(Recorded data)

⟨

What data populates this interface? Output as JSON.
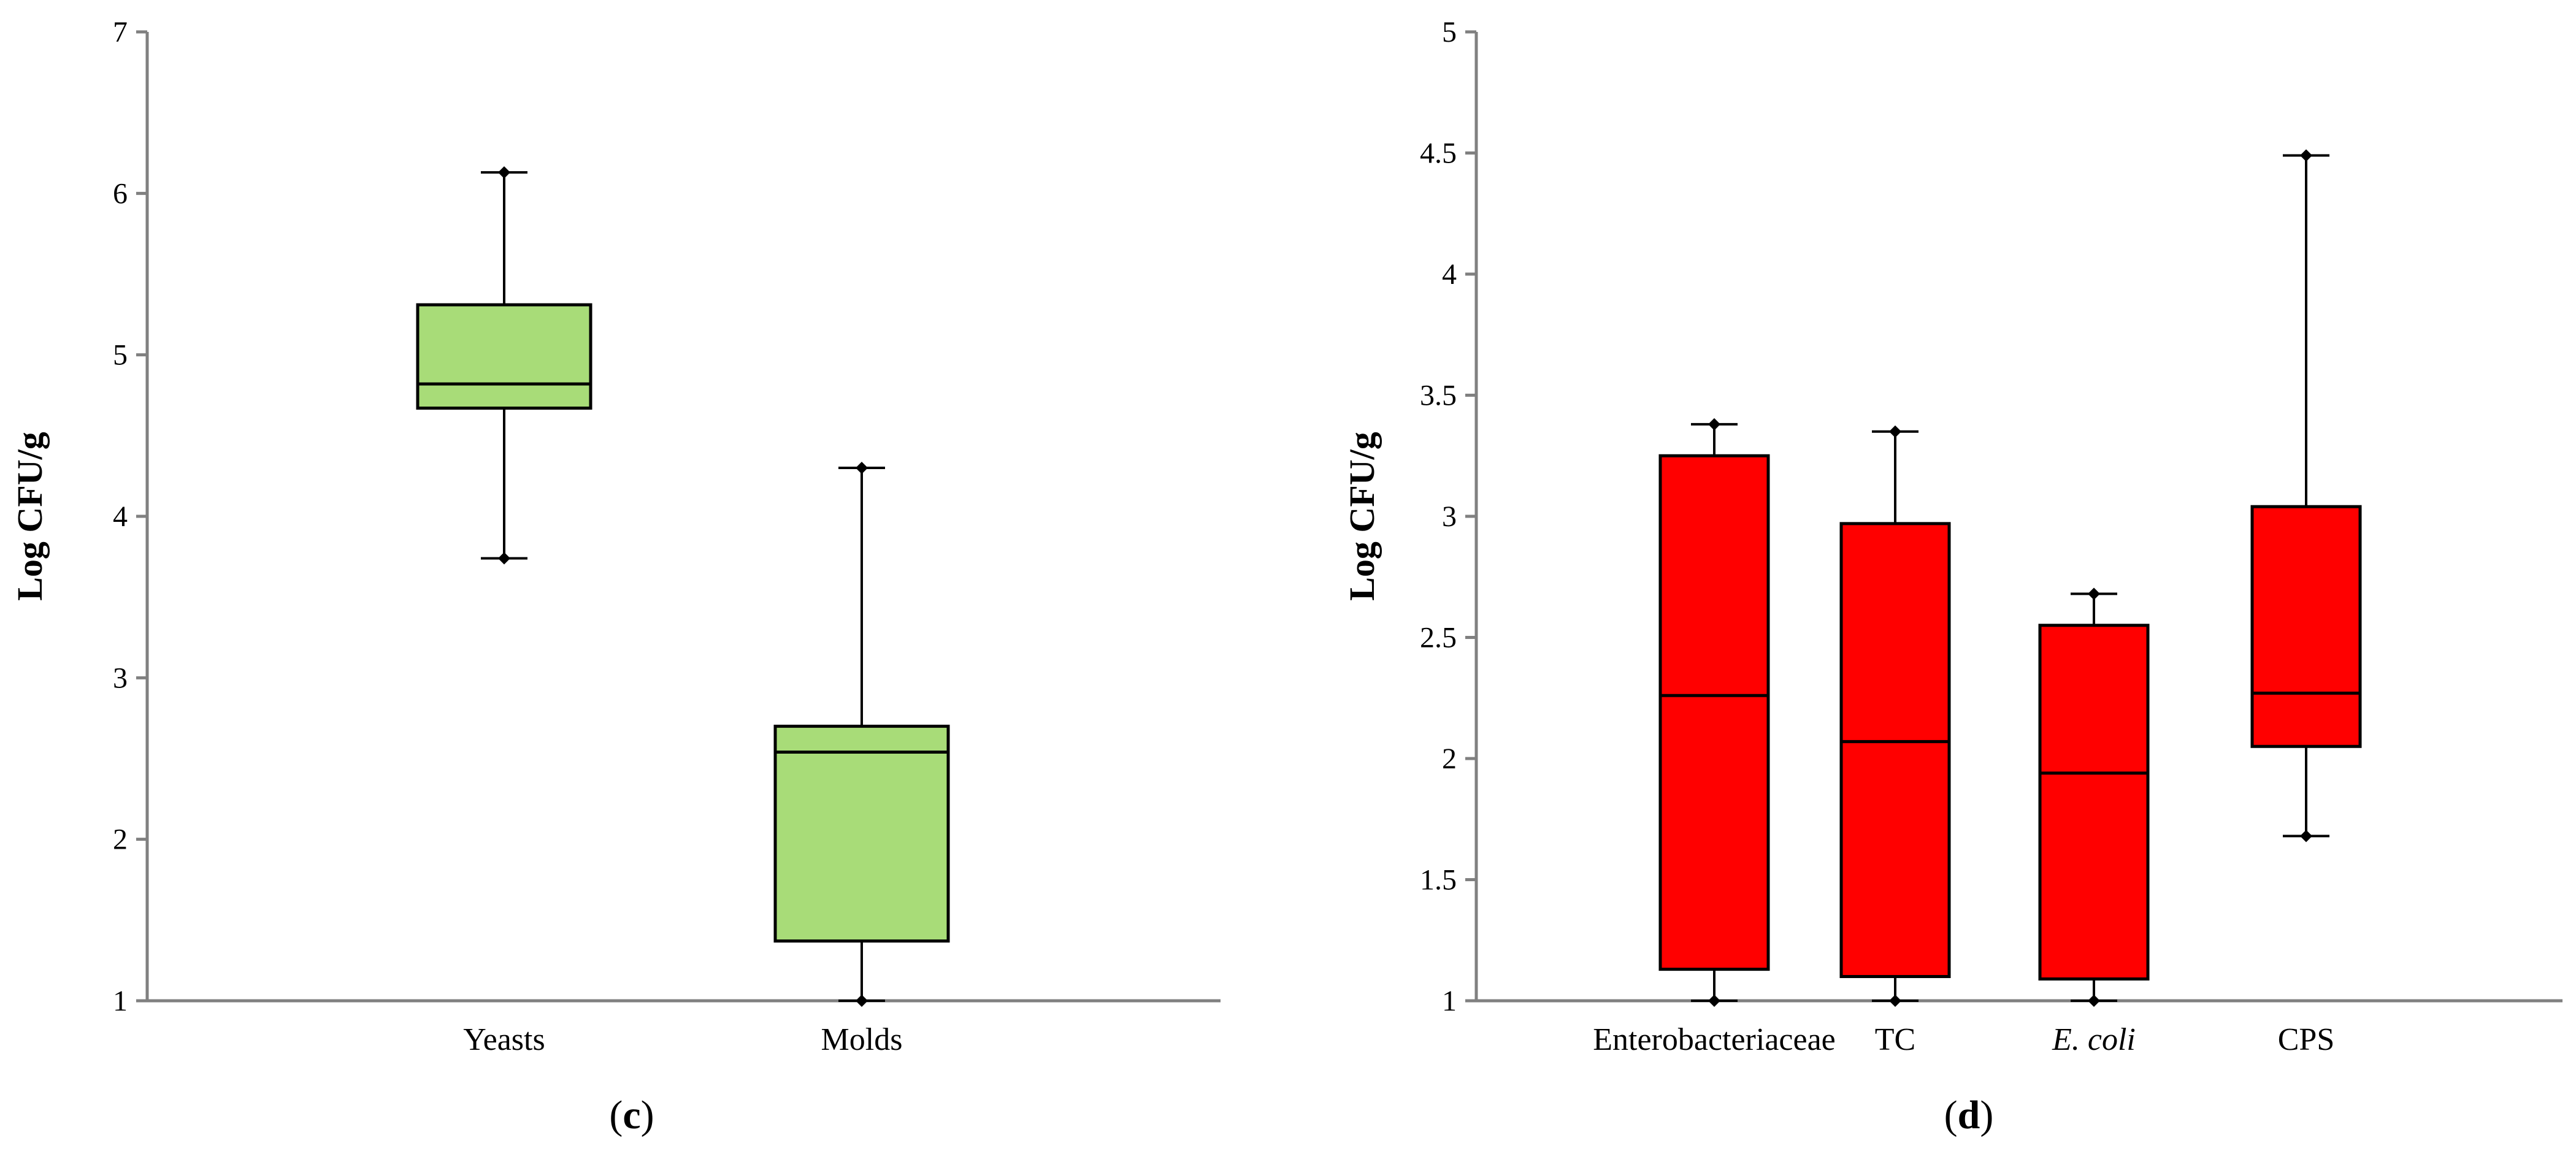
{
  "chart_data": [
    {
      "type": "box",
      "panel_label": "c",
      "ylabel": "Log CFU/g",
      "xlabel": "",
      "ylim": [
        1,
        7
      ],
      "yticks": [
        1,
        2,
        3,
        4,
        5,
        6,
        7
      ],
      "grid": false,
      "box_color": "#a8dc78",
      "categories": [
        "Yeasts",
        "Molds"
      ],
      "boxes": [
        {
          "category": "Yeasts",
          "min": 3.74,
          "q1": 4.67,
          "median": 4.82,
          "q3": 5.31,
          "max": 6.13
        },
        {
          "category": "Molds",
          "min": 1.0,
          "q1": 1.37,
          "median": 2.54,
          "q3": 2.7,
          "max": 4.3
        }
      ]
    },
    {
      "type": "box",
      "panel_label": "d",
      "ylabel": "Log CFU/g",
      "xlabel": "",
      "ylim": [
        1,
        5
      ],
      "yticks": [
        1,
        1.5,
        2,
        2.5,
        3,
        3.5,
        4,
        4.5,
        5
      ],
      "grid": false,
      "box_color": "#ff0000",
      "categories": [
        "Enterobacteriaceae",
        "TC",
        "E. coli",
        "CPS"
      ],
      "italic_categories": [
        "E. coli"
      ],
      "boxes": [
        {
          "category": "Enterobacteriaceae",
          "min": 1.0,
          "q1": 1.13,
          "median": 2.26,
          "q3": 3.25,
          "max": 3.38
        },
        {
          "category": "TC",
          "min": 1.0,
          "q1": 1.1,
          "median": 2.07,
          "q3": 2.97,
          "max": 3.35
        },
        {
          "category": "E. coli",
          "min": 1.0,
          "q1": 1.09,
          "median": 1.94,
          "q3": 2.55,
          "max": 2.68
        },
        {
          "category": "CPS",
          "min": 1.68,
          "q1": 2.05,
          "median": 2.27,
          "q3": 3.04,
          "max": 4.49
        }
      ]
    }
  ]
}
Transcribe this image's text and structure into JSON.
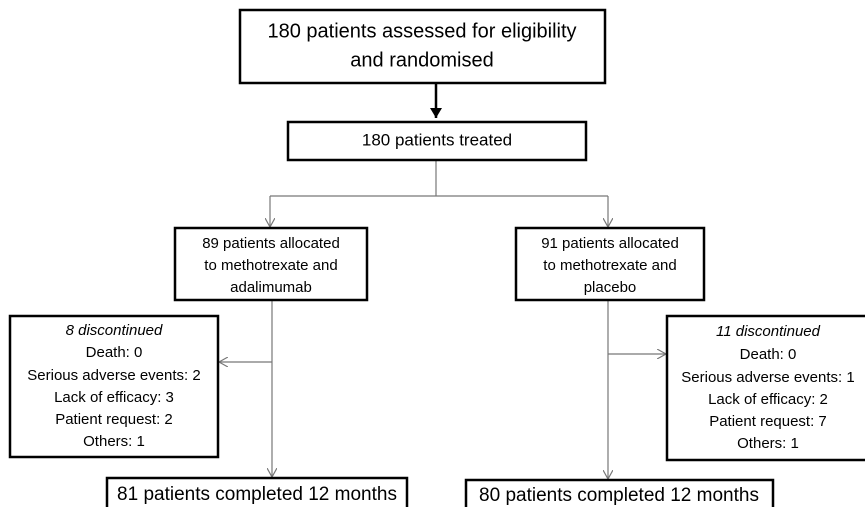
{
  "nodes": [
    {
      "lines": [
        "180 patients assessed for eligibility",
        "and randomised"
      ]
    },
    {
      "lines": [
        "180 patients treated"
      ]
    },
    {
      "lines": [
        "89 patients allocated",
        "to methotrexate and",
        "adalimumab"
      ]
    },
    {
      "lines": [
        "91 patients allocated",
        "to methotrexate and",
        "placebo"
      ]
    },
    {
      "title": "8 discontinued",
      "lines": [
        "Death: 0",
        "Serious adverse events: 2",
        "Lack of efficacy: 3",
        "Patient request: 2",
        "Others: 1"
      ]
    },
    {
      "title": "11 discontinued",
      "lines": [
        "Death: 0",
        "Serious adverse events: 1",
        "Lack of efficacy: 2",
        "Patient request: 7",
        "Others: 1"
      ]
    },
    {
      "lines": [
        "81 patients completed 12 months"
      ]
    },
    {
      "lines": [
        "80 patients completed 12 months"
      ]
    }
  ]
}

⟩

◆ **What this task involves**: Taking the entries as a whole, work out how many lines contain the string "efficacy". Respond with only the number.

◆ **Result for this task**: 2